[start of Extracted material]

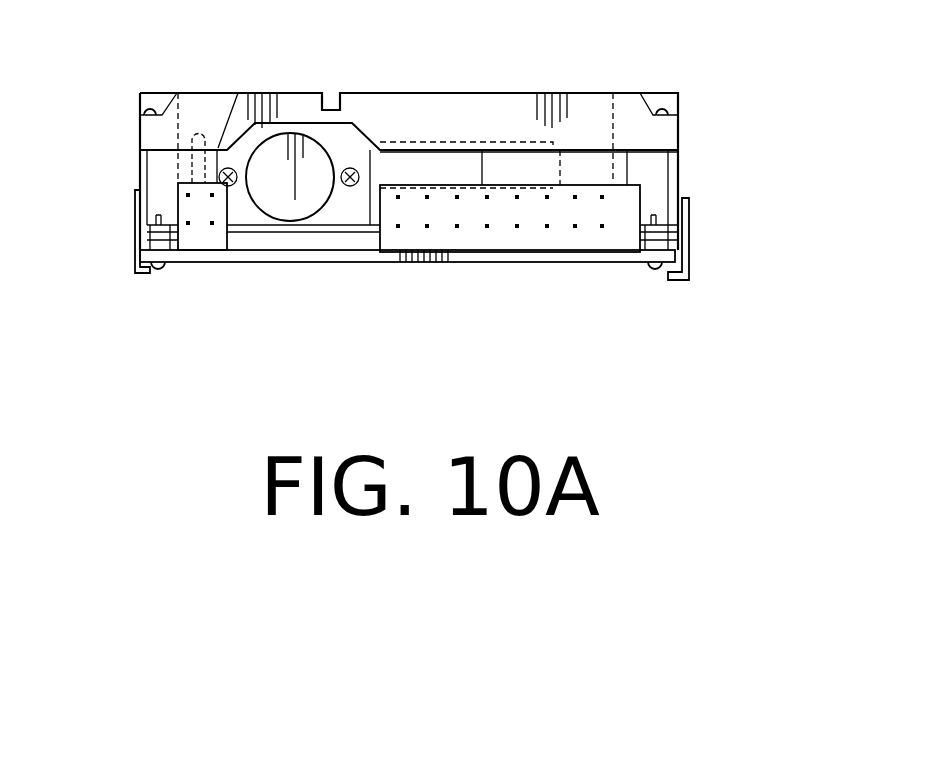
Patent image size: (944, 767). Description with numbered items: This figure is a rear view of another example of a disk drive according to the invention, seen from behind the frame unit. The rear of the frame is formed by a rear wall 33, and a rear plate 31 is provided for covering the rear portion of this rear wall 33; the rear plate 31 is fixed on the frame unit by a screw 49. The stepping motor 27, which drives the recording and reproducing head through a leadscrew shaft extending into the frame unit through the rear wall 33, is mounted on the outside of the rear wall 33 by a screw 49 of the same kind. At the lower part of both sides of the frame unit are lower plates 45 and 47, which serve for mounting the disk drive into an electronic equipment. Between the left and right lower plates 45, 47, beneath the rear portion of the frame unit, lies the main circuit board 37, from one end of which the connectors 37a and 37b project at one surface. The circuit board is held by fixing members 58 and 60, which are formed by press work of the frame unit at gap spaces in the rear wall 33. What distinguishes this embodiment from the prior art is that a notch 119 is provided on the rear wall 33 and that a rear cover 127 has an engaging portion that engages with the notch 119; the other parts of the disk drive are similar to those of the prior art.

The stepping motor 27 is at (330, 145).
The rear plate 31 is at (575, 93).
The rear wall 33 is at (245, 213).
The main circuit board 37 is at (380, 262).
The connector 37a is at (516, 228).
The connector 37b is at (212, 242).
The lower plate 45 is at (137, 250).
The lower plate 47 is at (688, 268).
The screw 49 is at (153, 93).
The fixing member 58 is at (138, 232).
The fixing member 60 is at (692, 235).
The notch 119 is at (330, 92).
The rear cover 127 is at (598, 172).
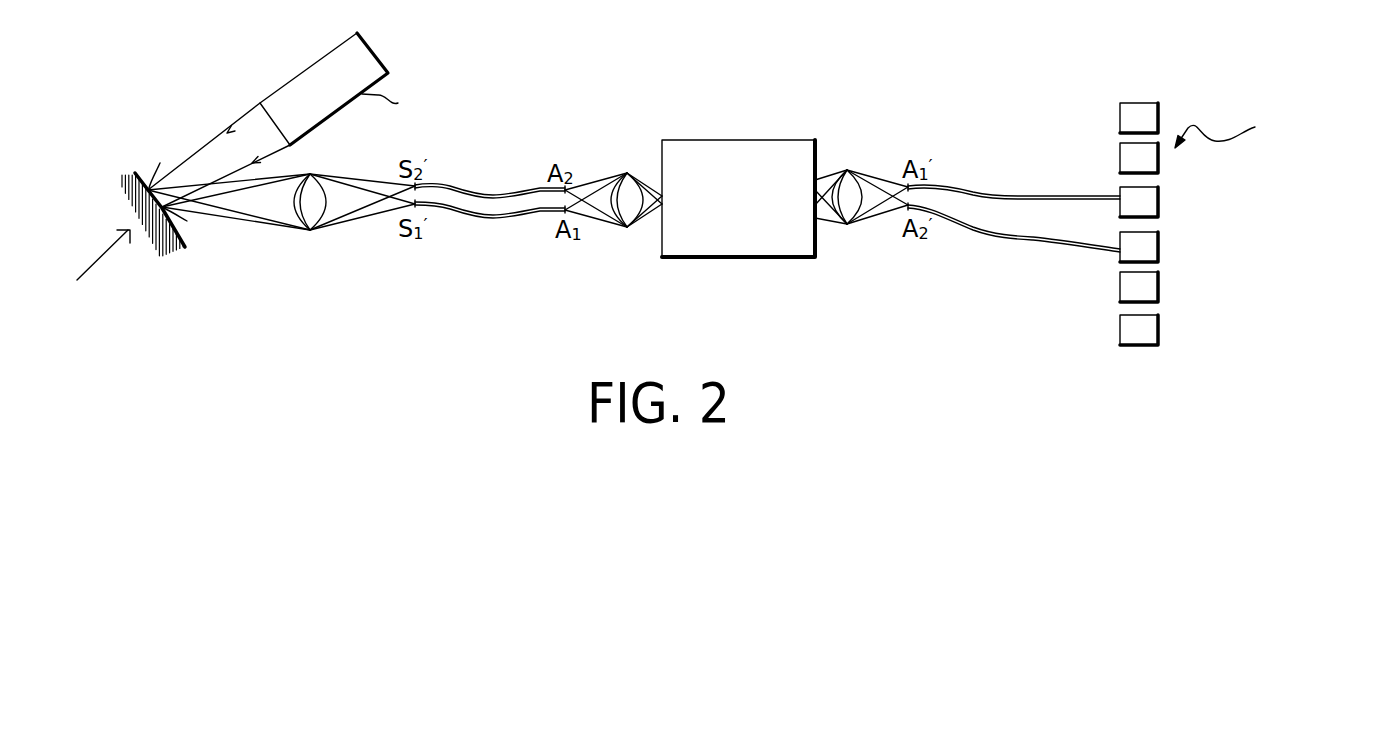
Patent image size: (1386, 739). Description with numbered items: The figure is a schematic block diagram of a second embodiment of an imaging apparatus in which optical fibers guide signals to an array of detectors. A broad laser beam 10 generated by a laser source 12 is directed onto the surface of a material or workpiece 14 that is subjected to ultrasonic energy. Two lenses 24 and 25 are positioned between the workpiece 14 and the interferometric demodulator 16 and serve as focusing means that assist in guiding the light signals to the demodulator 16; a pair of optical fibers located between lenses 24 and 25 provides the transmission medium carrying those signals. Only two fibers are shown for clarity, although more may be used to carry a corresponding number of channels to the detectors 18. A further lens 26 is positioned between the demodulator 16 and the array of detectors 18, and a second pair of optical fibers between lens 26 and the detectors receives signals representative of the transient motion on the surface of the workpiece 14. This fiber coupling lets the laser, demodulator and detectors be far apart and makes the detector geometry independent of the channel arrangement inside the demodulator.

The laser beam 10 is at (238, 120).
The laser source 12 is at (278, 90).
The workpiece 14 is at (122, 182).
The demodulator 16 is at (702, 140).
The detectors 18 is at (1143, 103).
The lens 24 is at (313, 233).
The lens 25 is at (628, 229).
The lens 26 is at (853, 224).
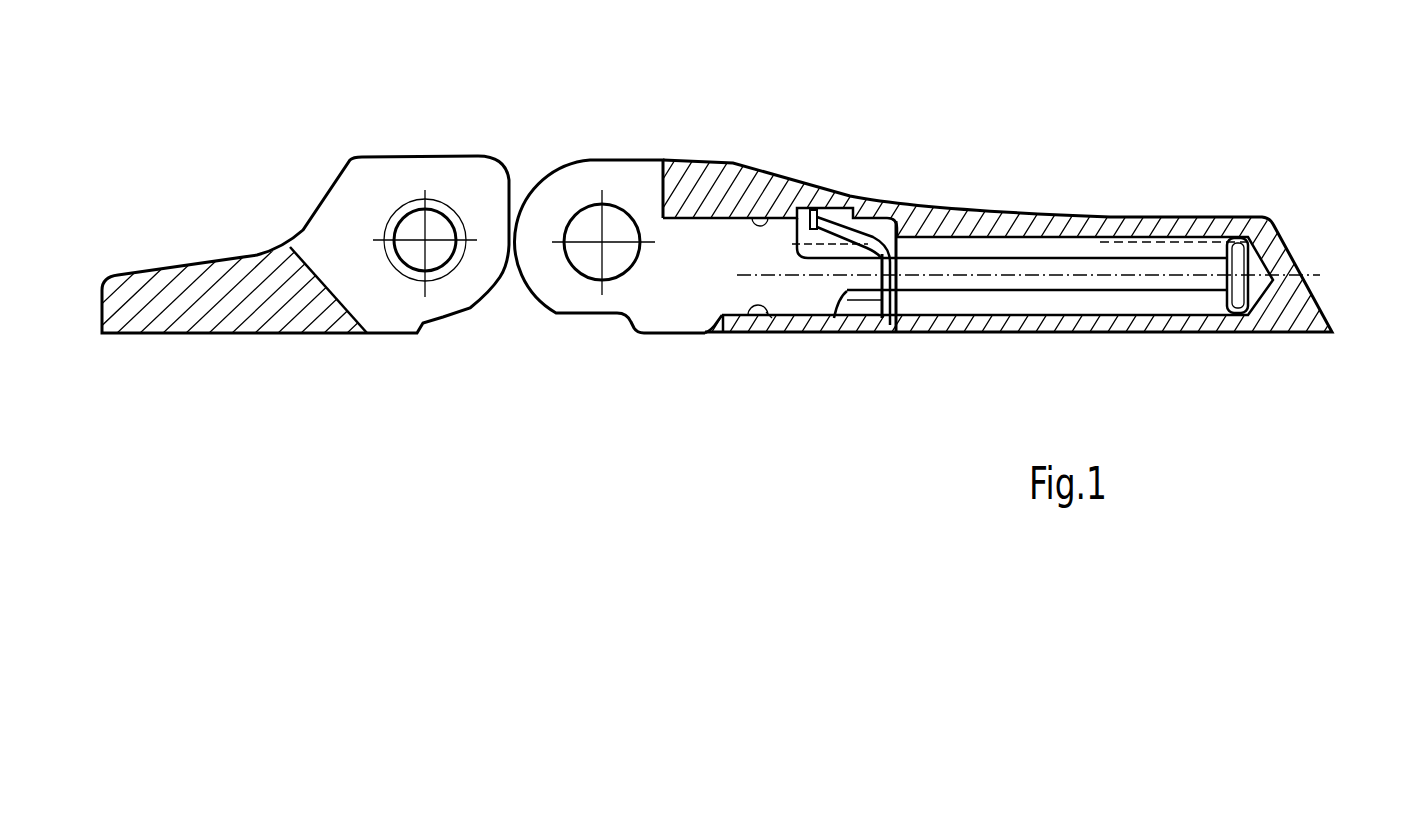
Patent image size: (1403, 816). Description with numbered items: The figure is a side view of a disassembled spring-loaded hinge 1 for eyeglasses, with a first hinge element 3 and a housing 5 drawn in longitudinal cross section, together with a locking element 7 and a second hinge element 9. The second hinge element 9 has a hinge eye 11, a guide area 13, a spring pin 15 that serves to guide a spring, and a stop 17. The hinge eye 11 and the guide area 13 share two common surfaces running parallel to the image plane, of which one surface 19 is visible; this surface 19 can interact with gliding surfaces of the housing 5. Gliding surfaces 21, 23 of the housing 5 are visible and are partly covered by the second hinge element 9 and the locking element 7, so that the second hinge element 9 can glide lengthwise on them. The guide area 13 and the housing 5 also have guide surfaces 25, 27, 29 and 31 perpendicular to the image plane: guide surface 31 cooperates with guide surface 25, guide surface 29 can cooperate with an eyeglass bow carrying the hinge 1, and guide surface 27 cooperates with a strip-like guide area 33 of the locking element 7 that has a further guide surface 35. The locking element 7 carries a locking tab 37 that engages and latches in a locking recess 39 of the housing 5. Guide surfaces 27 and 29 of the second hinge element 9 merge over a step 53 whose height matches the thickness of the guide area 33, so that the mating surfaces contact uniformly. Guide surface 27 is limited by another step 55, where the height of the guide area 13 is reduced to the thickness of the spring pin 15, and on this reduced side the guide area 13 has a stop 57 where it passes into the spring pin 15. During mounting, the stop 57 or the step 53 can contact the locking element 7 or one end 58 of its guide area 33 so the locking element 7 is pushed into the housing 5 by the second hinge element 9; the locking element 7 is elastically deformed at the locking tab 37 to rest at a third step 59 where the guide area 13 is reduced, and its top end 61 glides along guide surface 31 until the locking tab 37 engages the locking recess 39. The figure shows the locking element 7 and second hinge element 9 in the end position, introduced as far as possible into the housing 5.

The spring-loaded hinge 1 is at (975, 232).
The first hinge element 3 is at (262, 250).
The housing 5 is at (1207, 212).
The locking element 7 is at (878, 335).
The second hinge element 9 is at (622, 150).
The hinge eye 11 is at (422, 238).
The guide area 13 is at (684, 240).
The spring pin 15 is at (1150, 267).
The stop 17 is at (1255, 265).
The surface 19 is at (708, 272).
The gliding surface 21 is at (887, 245).
The gliding surface 23 is at (855, 318).
The guide surface 25 is at (730, 215).
The guide surface 27 is at (788, 320).
The guide surface 29 is at (677, 340).
The guide surface 31 is at (798, 207).
The guide area 33 is at (827, 322).
The guide surface 35 is at (752, 312).
The locking tab 37 is at (855, 205).
The locking recess 39 is at (858, 212).
The step 53 is at (718, 320).
The step 55 is at (903, 256).
The stop 57 is at (902, 288).
The end of guide area 58 is at (727, 297).
The third step 59 is at (802, 208).
The top end 61 is at (812, 209).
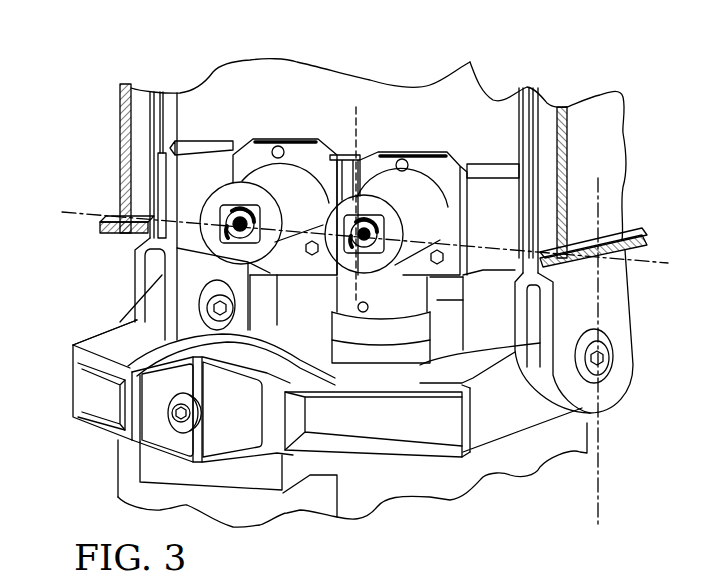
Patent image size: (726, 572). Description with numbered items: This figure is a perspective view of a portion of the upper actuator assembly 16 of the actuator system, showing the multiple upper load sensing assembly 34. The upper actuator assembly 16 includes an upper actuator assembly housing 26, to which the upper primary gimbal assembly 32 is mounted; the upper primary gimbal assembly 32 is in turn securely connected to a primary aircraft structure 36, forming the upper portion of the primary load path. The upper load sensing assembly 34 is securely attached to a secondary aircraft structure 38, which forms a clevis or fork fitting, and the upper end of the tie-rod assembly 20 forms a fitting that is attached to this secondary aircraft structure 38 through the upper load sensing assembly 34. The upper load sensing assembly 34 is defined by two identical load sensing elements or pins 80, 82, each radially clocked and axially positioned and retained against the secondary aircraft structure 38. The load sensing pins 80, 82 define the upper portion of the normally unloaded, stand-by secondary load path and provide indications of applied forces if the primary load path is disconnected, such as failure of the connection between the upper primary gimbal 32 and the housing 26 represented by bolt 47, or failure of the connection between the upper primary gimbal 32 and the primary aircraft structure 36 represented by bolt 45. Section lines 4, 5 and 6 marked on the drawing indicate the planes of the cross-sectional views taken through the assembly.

The upper actuator assembly 16 is at (64, 388).
The tie-rod assembly 20 is at (437, 296).
The upper actuator assembly housing 26 is at (423, 498).
The upper primary gimbal assembly 32 is at (94, 329).
The upper load sensing assembly 34 is at (307, 162).
The primary aircraft structure 36 is at (568, 133).
The secondary aircraft structure 38 is at (214, 69).
The bolt 45 is at (607, 361).
The bolt 47 is at (178, 423).
The load sensing element 80 is at (256, 170).
The load sensing element 82 is at (382, 191).
The section line 4- 4 is at (333, 118).
The section line 5- 5 is at (78, 247).
The section line 6- 6 is at (652, 158).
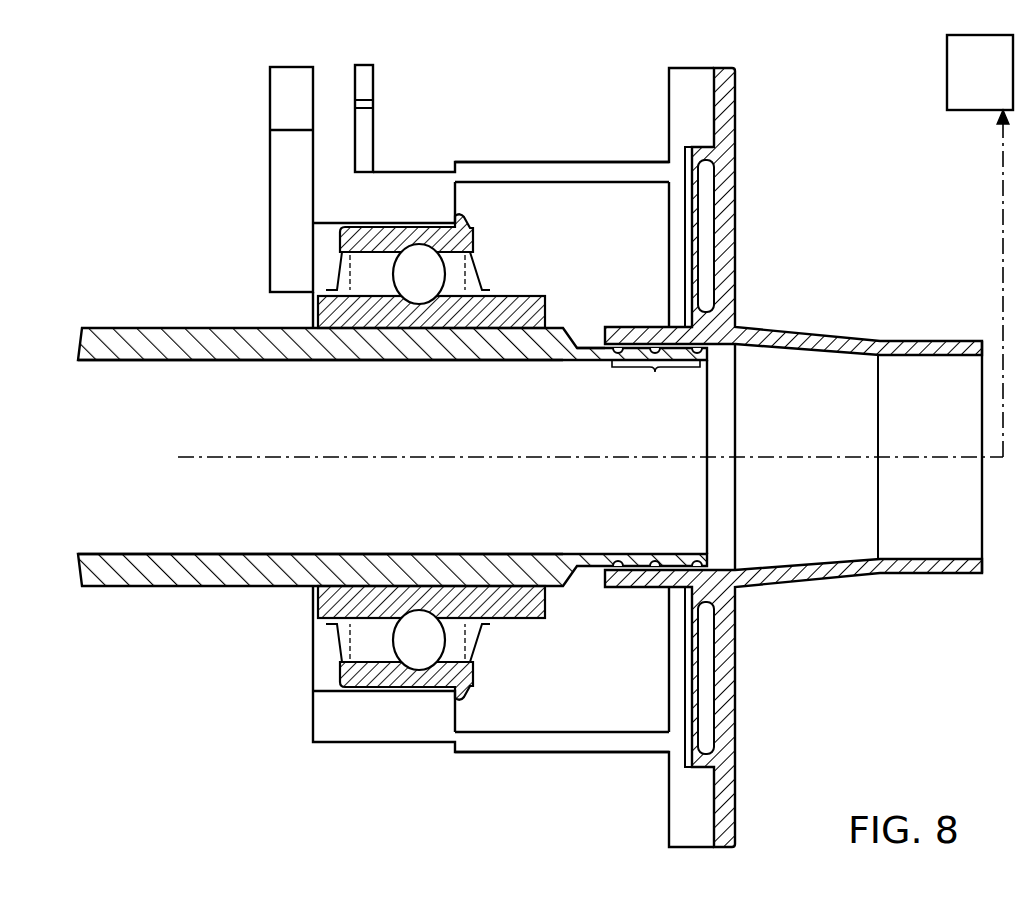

[end of Extracted material]

** Job **
Turn all the rows above into a single numbered list, skipping blank lines and leaving out the pictures.

** Completed exercise **
1. Patent image size: (944, 767). Description with numbered items: This figure is a rear view of another example of a disk drive according to the invention, seen from behind the frame unit. The rear of the frame is formed by a rear wall 33, and a rear plate 31 is provided for covering the rear portion of this rear wall 33; the rear plate 31 is fixed on the frame unit by a screw 49. The stepping motor 27, which drives the recording and reproducing head through a leadscrew shaft extending into the frame unit through the rear wall 33, is mounted on the outside of the rear wall 33 by a screw 49 of the same kind. At the lower part of both sides of the frame unit are lower plates 45 and 47, which serve for mounting the disk drive into an electronic equipment. Between the left and right lower plates 45, 47, beneath the rear portion of the frame unit, lies the main circuit board 37, from one end of which the connectors 37a and 37b project at one surface. The circuit board is held by fixing members 58 and 60, which are formed by press work of the frame unit at gap spaces in the rear wall 33. What distinguishes this embodiment from the prior art is that a notch 119 is provided on the rear wall 33 and that a rear cover 127 has an engaging portion that engages with the notch 119; the other parts of the disk drive are similar to those of the prior art.
2. The stepping motor 27 is at (330, 145).
3. The rear plate 31 is at (575, 93).
4. The rear wall 33 is at (245, 213).
5. The main circuit board 37 is at (380, 262).
6. The connector 37a is at (516, 228).
7. The connector 37b is at (212, 242).
8. The lower plate 45 is at (137, 250).
9. The lower plate 47 is at (688, 268).
10. The screw 49 is at (153, 93).
11. The fixing member 58 is at (138, 232).
12. The fixing member 60 is at (692, 235).
13. The notch 119 is at (330, 92).
14. The rear cover 127 is at (598, 172).
15. Patent image size: (1386, 739). Description with numbered items: The figure is a schematic block diagram of a second embodiment of an imaging apparatus in which optical fibers guide signals to an array of detectors. A broad laser beam 10 generated by a laser source 12 is directed onto the surface of a material or workpiece 14 that is subjected to ultrasonic energy. Two lenses 24 and 25 are positioned between the workpiece 14 and the interferometric demodulator 16 and serve as focusing means that assist in guiding the light signals to the demodulator 16; a pair of optical fibers located between lenses 24 and 25 provides the transmission medium carrying those signals. Only two fibers are shown for clarity, although more may be used to carry a corresponding number of channels to the detectors 18. A further lens 26 is positioned between the demodulator 16 and the array of detectors 18, and a second pair of optical fibers between lens 26 and the detectors receives signals representative of the transient motion on the surface of the workpiece 14. This fiber coupling lets the laser, demodulator and detectors be far apart and makes the detector geometry independent of the channel arrangement inside the demodulator.
16. The laser beam 10 is at (238, 120).
17. The laser source 12 is at (278, 90).
18. The workpiece 14 is at (122, 182).
19. The demodulator 16 is at (702, 140).
20. The detectors 18 is at (1143, 103).
21. The lens 24 is at (313, 233).
22. The lens 25 is at (628, 229).
23. The lens 26 is at (853, 224).
24. Patent image size: (1403, 816). Description with numbered items: The figure is a side view of a disassembled spring-loaded hinge 1 for eyeglasses, with a first hinge element 3 and a housing 5 drawn in longitudinal cross section, together with a locking element 7 and a second hinge element 9. The second hinge element 9 has a hinge eye 11, a guide area 13, a spring pin 15 that serves to guide a spring, and a stop 17. The hinge eye 11 and the guide area 13 share two common surfaces running parallel to the image plane, of which one surface 19 is visible; this surface 19 can interact with gliding surfaces of the housing 5. Gliding surfaces 21, 23 of the housing 5 are visible and are partly covered by the second hinge element 9 and the locking element 7, so that the second hinge element 9 can glide lengthwise on them. The guide area 13 and the housing 5 also have guide surfaces 25, 27, 29 and 31 perpendicular to the image plane: guide surface 31 cooperates with guide surface 25, guide surface 29 can cooperate with an eyeglass bow carrying the hinge 1, and guide surface 27 cooperates with a strip-like guide area 33 of the locking element 7 that has a further guide surface 35. The locking element 7 carries a locking tab 37 that engages and latches in a locking recess 39 of the housing 5. Guide surfaces 27 and 29 of the second hinge element 9 merge over a step 53 whose height matches the thickness of the guide area 33, so that the mating surfaces contact uniformly. Guide surface 27 is limited by another step 55, where the height of the guide area 13 is reduced to the thickness of the spring pin 15, and on this reduced side the guide area 13 has a stop 57 where it passes into the spring pin 15. During mounting, the stop 57 or the step 53 can contact the locking element 7 or one end 58 of its guide area 33 so the locking element 7 is pushed into the housing 5 by the second hinge element 9; the locking element 7 is elastically deformed at the locking tab 37 to rest at a third step 59 where the guide area 13 is reduced, and its top end 61 glides along guide surface 31 until the locking tab 37 engages the locking recess 39. The figure shows the locking element 7 and second hinge element 9 in the end position, introduced as far as possible into the housing 5.
25. The spring-loaded hinge 1 is at (975, 232).
26. The first hinge element 3 is at (262, 250).
27. The housing 5 is at (1207, 212).
28. The locking element 7 is at (878, 335).
29. The second hinge element 9 is at (622, 150).
30. The hinge eye 11 is at (422, 238).
31. The guide area 13 is at (684, 240).
32. The spring pin 15 is at (1150, 267).
33. The stop 17 is at (1255, 265).
34. The surface 19 is at (708, 272).
35. The gliding surface 21 is at (887, 245).
36. The gliding surface 23 is at (855, 318).
37. The guide surface 25 is at (730, 215).
38. The guide surface 27 is at (788, 320).
39. The guide surface 29 is at (677, 340).
40. The guide surface 31 is at (798, 207).
41. The guide area 33 is at (827, 322).
42. The guide surface 35 is at (752, 312).
43. The locking tab 37 is at (855, 205).
44. The locking recess 39 is at (858, 212).
45. The step 53 is at (718, 320).
46. The step 55 is at (903, 256).
47. The stop 57 is at (902, 288).
48. The end of guide area 58 is at (727, 297).
49. The third step 59 is at (802, 208).
50. The top end 61 is at (812, 209).
51. Patent image size: (726, 572). Description with numbered items: This figure is a perspective view of a portion of the upper actuator assembly 16 of the actuator system, showing the multiple upper load sensing assembly 34. The upper actuator assembly 16 includes an upper actuator assembly housing 26, to which the upper primary gimbal assembly 32 is mounted; the upper primary gimbal assembly 32 is in turn securely connected to a primary aircraft structure 36, forming the upper portion of the primary load path. The upper load sensing assembly 34 is securely attached to a secondary aircraft structure 38, which forms a clevis or fork fitting, and the upper end of the tie-rod assembly 20 forms a fitting that is attached to this secondary aircraft structure 38 through the upper load sensing assembly 34. The upper load sensing assembly 34 is defined by two identical load sensing elements or pins 80, 82, each radially clocked and axially positioned and retained against the secondary aircraft structure 38. The load sensing pins 80, 82 define the upper portion of the normally unloaded, stand-by secondary load path and provide indications of applied forces if the primary load path is disconnected, such as failure of the connection between the upper primary gimbal 32 and the housing 26 represented by bolt 47, or failure of the connection between the upper primary gimbal 32 and the primary aircraft structure 36 represented by bolt 45. Section lines 4, 5 and 6 marked on the drawing indicate the planes of the cross-sectional views taken through the assembly.
52. The upper actuator assembly 16 is at (64, 388).
53. The tie-rod assembly 20 is at (437, 296).
54. The upper actuator assembly housing 26 is at (423, 498).
55. The upper primary gimbal assembly 32 is at (94, 329).
56. The upper load sensing assembly 34 is at (307, 162).
57. The primary aircraft structure 36 is at (568, 133).
58. The secondary aircraft structure 38 is at (214, 69).
59. The bolt 45 is at (607, 361).
60. The bolt 47 is at (178, 423).
61. The load sensing element 80 is at (256, 170).
62. The load sensing element 82 is at (382, 191).
63. The section line 4- 4 is at (333, 118).
64. The section line 5- 5 is at (78, 247).
65. The section line 6- 6 is at (652, 158).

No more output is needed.